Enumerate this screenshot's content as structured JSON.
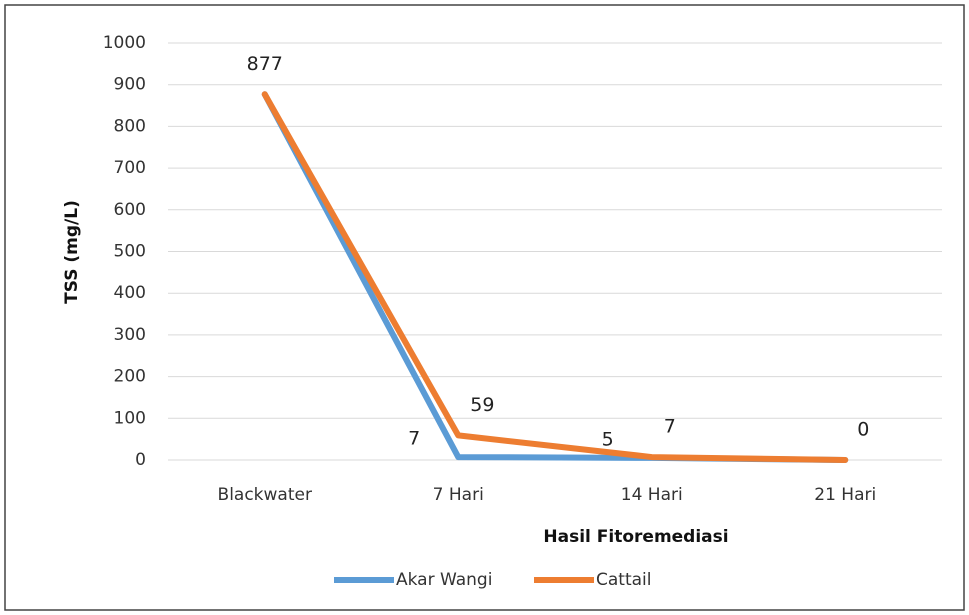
{
  "chart_data": {
    "type": "line",
    "x_label": "Hasil Fitoremediasi",
    "y_label": "TSS (mg/L)",
    "categories": [
      "Blackwater",
      "7 Hari",
      "14 Hari",
      "21 Hari"
    ],
    "series": [
      {
        "name": "Akar Wangi",
        "color": "#5b9bd5",
        "values": [
          877,
          7,
          5,
          0
        ],
        "show_labels": [
          false,
          true,
          true,
          false
        ],
        "label_position": "left"
      },
      {
        "name": "Cattail",
        "color": "#ed7d31",
        "values": [
          877,
          59,
          7,
          0
        ],
        "show_labels": [
          true,
          true,
          true,
          true
        ],
        "label_position": "above"
      }
    ],
    "ylim": [
      0,
      1000
    ],
    "yticks": [
      0,
      100,
      200,
      300,
      400,
      500,
      600,
      700,
      800,
      900,
      1000
    ],
    "grid": true,
    "legend": "bottom"
  }
}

---------------

Transcribe all of the entries word for word, but skip any pictures they contain.

Enumerate this screenshot's content as structured JSON.
{
  "chart_data": {
    "type": "line",
    "x_label": "Hasil Fitoremediasi",
    "y_label": "TSS (mg/L)",
    "categories": [
      "Blackwater",
      "7 Hari",
      "14 Hari",
      "21 Hari"
    ],
    "series": [
      {
        "name": "Akar Wangi",
        "color": "#5b9bd5",
        "values": [
          877,
          7,
          5,
          0
        ],
        "show_labels": [
          false,
          true,
          true,
          false
        ],
        "label_position": "left"
      },
      {
        "name": "Cattail",
        "color": "#ed7d31",
        "values": [
          877,
          59,
          7,
          0
        ],
        "show_labels": [
          true,
          true,
          true,
          true
        ],
        "label_position": "above"
      }
    ],
    "ylim": [
      0,
      1000
    ],
    "yticks": [
      0,
      100,
      200,
      300,
      400,
      500,
      600,
      700,
      800,
      900,
      1000
    ],
    "grid": true,
    "legend": "bottom"
  }
}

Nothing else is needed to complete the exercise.